Pictures within the data are to be left out; everything else must be reproduced exactly.
>> start
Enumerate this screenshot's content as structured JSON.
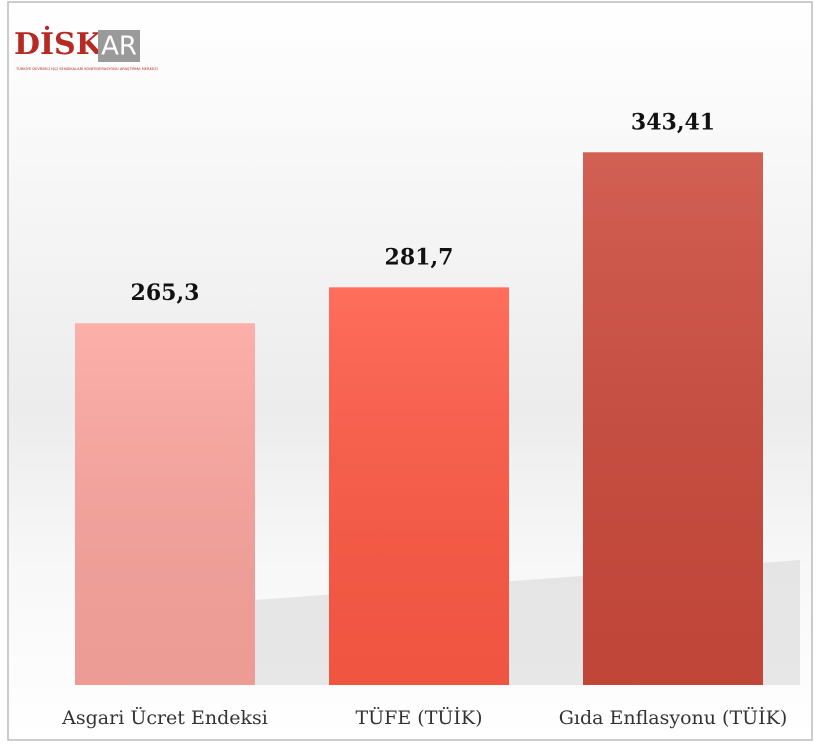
{
  "logo": {
    "main": "DİSK",
    "accent": "AR",
    "subtitle": "TÜRKİYE DEVRİMCİ İŞÇİ SENDİKALARI KONFEDERASYONU ARAŞTIRMA MERKEZİ"
  },
  "chart_data": {
    "type": "bar",
    "categories": [
      "Asgari Ücret Endeksi",
      "TÜFE (TÜİK)",
      "Gıda Enflasyonu (TÜİK)"
    ],
    "values": [
      265.3,
      281.7,
      343.41
    ],
    "value_labels": [
      "265,3",
      "281,7",
      "343,41"
    ],
    "colors": [
      "#fca59e",
      "#ff5a45",
      "#cc4a3c"
    ],
    "ylim": [
      100,
      360
    ]
  }
}
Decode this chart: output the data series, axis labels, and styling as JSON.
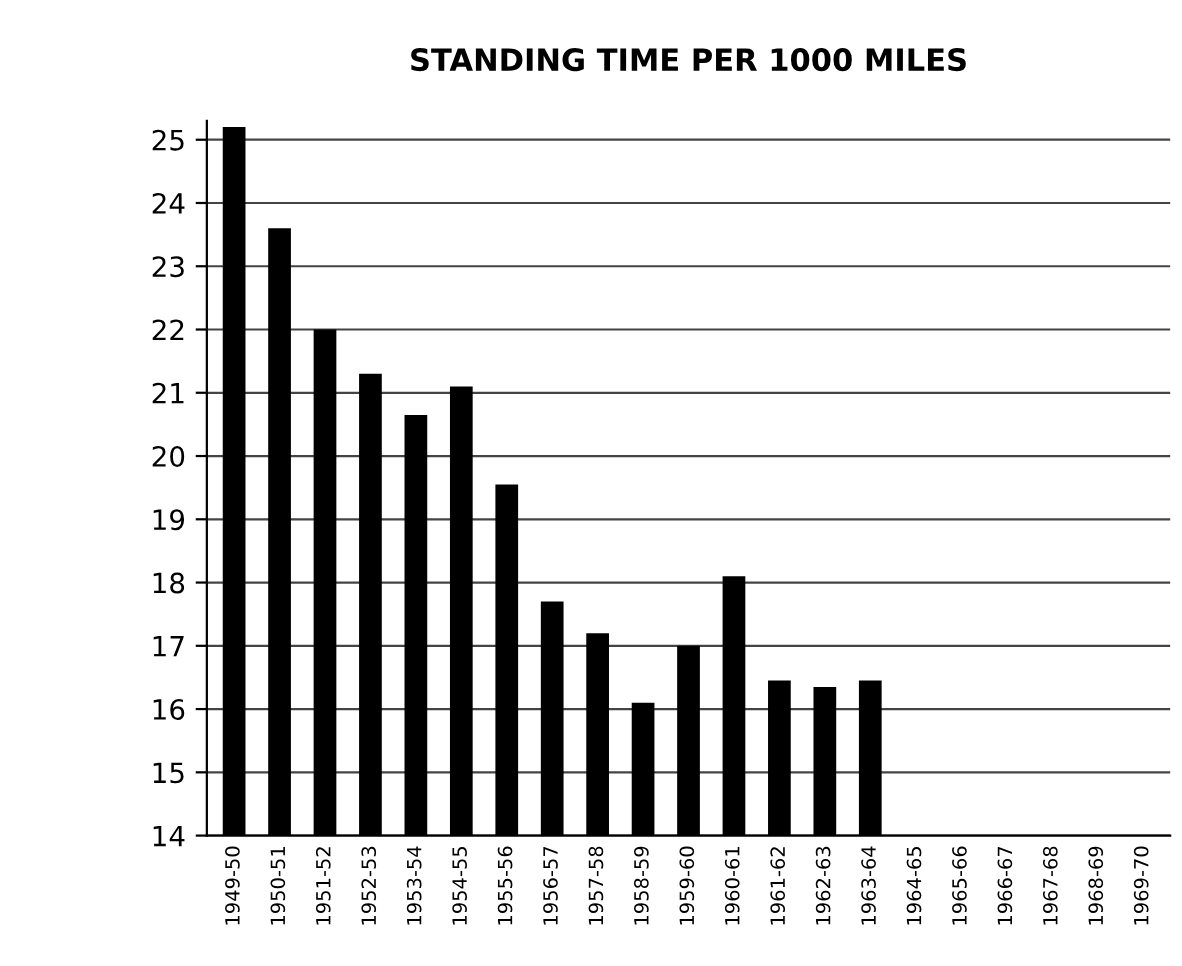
{
  "chart_data": {
    "type": "bar",
    "title": "STANDING TIME PER 1000 MILES",
    "categories": [
      "1949-50",
      "1950-51",
      "1951-52",
      "1952-53",
      "1953-54",
      "1954-55",
      "1955-56",
      "1956-57",
      "1957-58",
      "1958-59",
      "1959-60",
      "1960-61",
      "1961-62",
      "1962-63",
      "1963-64",
      "1964-65",
      "1965-66",
      "1966-67",
      "1967-68",
      "1968-69",
      "1969-70"
    ],
    "values": [
      25.2,
      23.6,
      22.0,
      21.3,
      20.65,
      21.1,
      19.55,
      17.7,
      17.2,
      16.1,
      17.0,
      18.1,
      16.45,
      16.35,
      16.45,
      null,
      null,
      null,
      null,
      null,
      null
    ],
    "color": "#000000",
    "ylim": [
      14,
      25.3
    ],
    "yticks": [
      14,
      15,
      16,
      17,
      18,
      19,
      20,
      21,
      22,
      23,
      24,
      25
    ],
    "grid": "y"
  }
}
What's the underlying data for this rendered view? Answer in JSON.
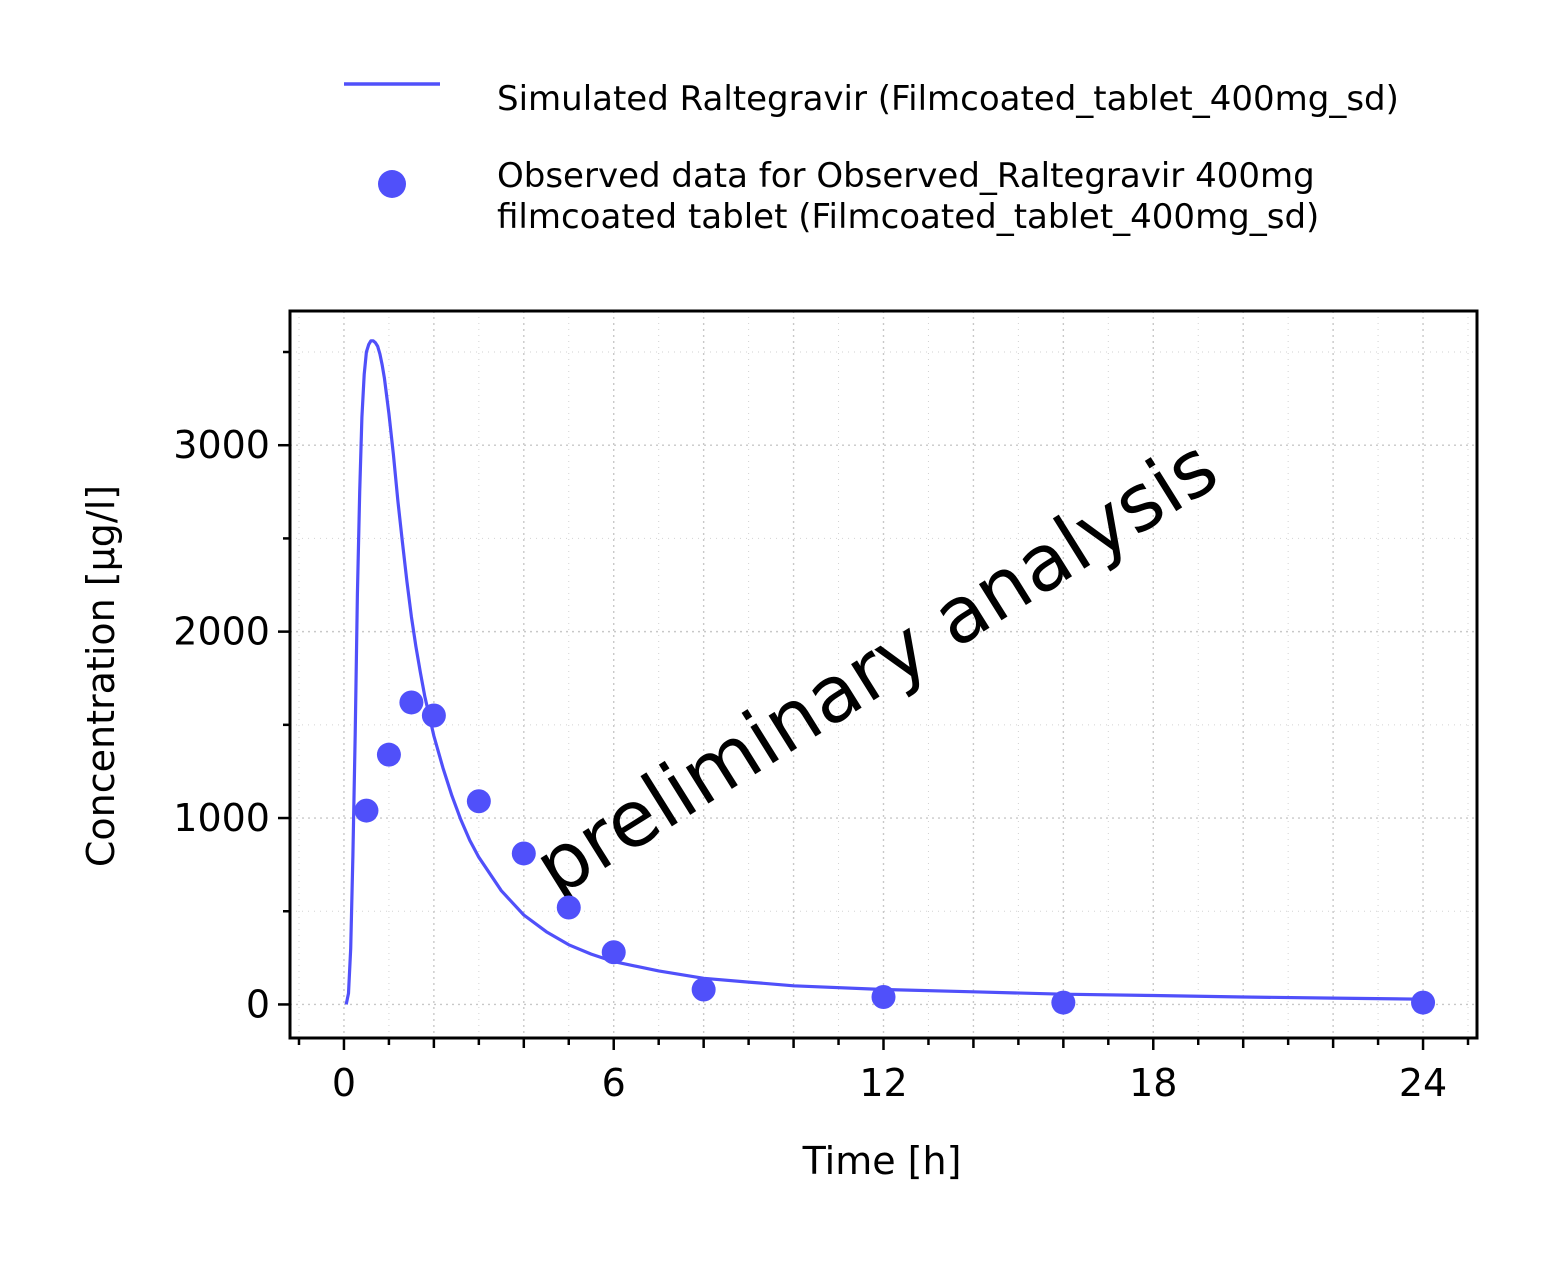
{
  "chart_data": {
    "type": "line",
    "title": "",
    "xlabel": "Time [h]",
    "ylabel": "Concentration [µg/l]",
    "xlim": [
      -1.2,
      25.2
    ],
    "ylim": [
      -180,
      3720
    ],
    "x_ticks": [
      0,
      6,
      12,
      18,
      24
    ],
    "y_ticks": [
      0,
      1000,
      2000,
      3000
    ],
    "x_tick_labels": [
      "0",
      "6",
      "12",
      "18",
      "24"
    ],
    "y_tick_labels": [
      "0",
      "1000",
      "2000",
      "3000"
    ],
    "grid": true,
    "legend_position": "top",
    "watermark": "preliminary analysis",
    "colors": {
      "series": "#5050fa",
      "grid": "#c8c8c8",
      "watermark": "#c8c8c8"
    },
    "series": [
      {
        "name": "Simulated Raltegravir (Filmcoated_tablet_400mg_sd)",
        "kind": "line",
        "x": [
          0.05,
          0.1,
          0.15,
          0.2,
          0.25,
          0.3,
          0.35,
          0.4,
          0.45,
          0.5,
          0.55,
          0.6,
          0.65,
          0.7,
          0.75,
          0.8,
          0.85,
          0.9,
          1.0,
          1.1,
          1.2,
          1.3,
          1.4,
          1.5,
          1.6,
          1.7,
          1.8,
          2.0,
          2.2,
          2.4,
          2.6,
          2.8,
          3.0,
          3.5,
          4.0,
          4.5,
          5.0,
          5.5,
          6.0,
          7.0,
          8.0,
          9.0,
          10.0,
          12.0,
          14.0,
          16.0,
          18.0,
          20.0,
          22.0,
          24.0
        ],
        "values": [
          0,
          60,
          300,
          800,
          1450,
          2200,
          2750,
          3150,
          3380,
          3500,
          3540,
          3560,
          3560,
          3550,
          3530,
          3490,
          3430,
          3360,
          3170,
          2950,
          2700,
          2480,
          2270,
          2080,
          1920,
          1780,
          1650,
          1440,
          1270,
          1120,
          990,
          880,
          790,
          610,
          480,
          390,
          320,
          270,
          230,
          180,
          140,
          120,
          100,
          80,
          68,
          55,
          48,
          40,
          34,
          28
        ]
      },
      {
        "name": "Observed data for Observed_Raltegravir 400mg filmcoated tablet (Filmcoated_tablet_400mg_sd)",
        "kind": "scatter",
        "x": [
          0.5,
          1.0,
          1.5,
          2.0,
          3.0,
          4.0,
          5.0,
          6.0,
          8.0,
          12.0,
          16.0,
          24.0
        ],
        "values": [
          1040,
          1340,
          1620,
          1550,
          1090,
          810,
          520,
          280,
          80,
          40,
          10,
          10
        ]
      }
    ],
    "legend_labels": [
      [
        "Simulated Raltegravir (Filmcoated_tablet_400mg_sd)"
      ],
      [
        "Observed data for Observed_Raltegravir 400mg",
        "filmcoated tablet (Filmcoated_tablet_400mg_sd)"
      ]
    ]
  }
}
>> end
§ **RESPONSE**:
Enumerate this screenshot's content as structured JSON.
{
  "logo": {
    "main": "DİSK",
    "accent": "AR",
    "subtitle": "TÜRKİYE DEVRİMCİ İŞÇİ SENDİKALARI KONFEDERASYONU ARAŞTIRMA MERKEZİ"
  },
  "chart_data": {
    "type": "bar",
    "categories": [
      "Asgari Ücret Endeksi",
      "TÜFE (TÜİK)",
      "Gıda Enflasyonu (TÜİK)"
    ],
    "values": [
      265.3,
      281.7,
      343.41
    ],
    "value_labels": [
      "265,3",
      "281,7",
      "343,41"
    ],
    "colors": [
      "#fca59e",
      "#ff5a45",
      "#cc4a3c"
    ],
    "ylim": [
      100,
      360
    ]
  }
}
Decode this chart: output the data series, axis labels, and styling as JSON.
{
  "chart_data": {
    "type": "bar",
    "title": "STANDING TIME PER 1000 MILES",
    "categories": [
      "1949-50",
      "1950-51",
      "1951-52",
      "1952-53",
      "1953-54",
      "1954-55",
      "1955-56",
      "1956-57",
      "1957-58",
      "1958-59",
      "1959-60",
      "1960-61",
      "1961-62",
      "1962-63",
      "1963-64",
      "1964-65",
      "1965-66",
      "1966-67",
      "1967-68",
      "1968-69",
      "1969-70"
    ],
    "values": [
      25.2,
      23.6,
      22.0,
      21.3,
      20.65,
      21.1,
      19.55,
      17.7,
      17.2,
      16.1,
      17.0,
      18.1,
      16.45,
      16.35,
      16.45,
      null,
      null,
      null,
      null,
      null,
      null
    ],
    "color": "#000000",
    "ylim": [
      14,
      25.3
    ],
    "yticks": [
      14,
      15,
      16,
      17,
      18,
      19,
      20,
      21,
      22,
      23,
      24,
      25
    ],
    "grid": "y"
  }
}
What's the underlying data for this rendered view? Answer in JSON.
{
  "chart_data": {
    "type": "line",
    "title": "",
    "xlabel": "Time [h]",
    "ylabel": "Concentration [µg/l]",
    "xlim": [
      -1.2,
      25.2
    ],
    "ylim": [
      -180,
      3720
    ],
    "x_ticks": [
      0,
      6,
      12,
      18,
      24
    ],
    "y_ticks": [
      0,
      1000,
      2000,
      3000
    ],
    "x_tick_labels": [
      "0",
      "6",
      "12",
      "18",
      "24"
    ],
    "y_tick_labels": [
      "0",
      "1000",
      "2000",
      "3000"
    ],
    "grid": true,
    "legend_position": "top",
    "watermark": "preliminary analysis",
    "colors": {
      "series": "#5050fa",
      "grid": "#c8c8c8",
      "watermark": "#c8c8c8"
    },
    "series": [
      {
        "name": "Simulated Raltegravir (Filmcoated_tablet_400mg_sd)",
        "kind": "line",
        "x": [
          0.05,
          0.1,
          0.15,
          0.2,
          0.25,
          0.3,
          0.35,
          0.4,
          0.45,
          0.5,
          0.55,
          0.6,
          0.65,
          0.7,
          0.75,
          0.8,
          0.85,
          0.9,
          1.0,
          1.1,
          1.2,
          1.3,
          1.4,
          1.5,
          1.6,
          1.7,
          1.8,
          2.0,
          2.2,
          2.4,
          2.6,
          2.8,
          3.0,
          3.5,
          4.0,
          4.5,
          5.0,
          5.5,
          6.0,
          7.0,
          8.0,
          9.0,
          10.0,
          12.0,
          14.0,
          16.0,
          18.0,
          20.0,
          22.0,
          24.0
        ],
        "values": [
          0,
          60,
          300,
          800,
          1450,
          2200,
          2750,
          3150,
          3380,
          3500,
          3540,
          3560,
          3560,
          3550,
          3530,
          3490,
          3430,
          3360,
          3170,
          2950,
          2700,
          2480,
          2270,
          2080,
          1920,
          1780,
          1650,
          1440,
          1270,
          1120,
          990,
          880,
          790,
          610,
          480,
          390,
          320,
          270,
          230,
          180,
          140,
          120,
          100,
          80,
          68,
          55,
          48,
          40,
          34,
          28
        ]
      },
      {
        "name": "Observed data for Observed_Raltegravir 400mg filmcoated tablet (Filmcoated_tablet_400mg_sd)",
        "kind": "scatter",
        "x": [
          0.5,
          1.0,
          1.5,
          2.0,
          3.0,
          4.0,
          5.0,
          6.0,
          8.0,
          12.0,
          16.0,
          24.0
        ],
        "values": [
          1040,
          1340,
          1620,
          1550,
          1090,
          810,
          520,
          280,
          80,
          40,
          10,
          10
        ]
      }
    ],
    "legend_labels": [
      [
        "Simulated Raltegravir (Filmcoated_tablet_400mg_sd)"
      ],
      [
        "Observed data for Observed_Raltegravir 400mg",
        "filmcoated tablet (Filmcoated_tablet_400mg_sd)"
      ]
    ]
  }
}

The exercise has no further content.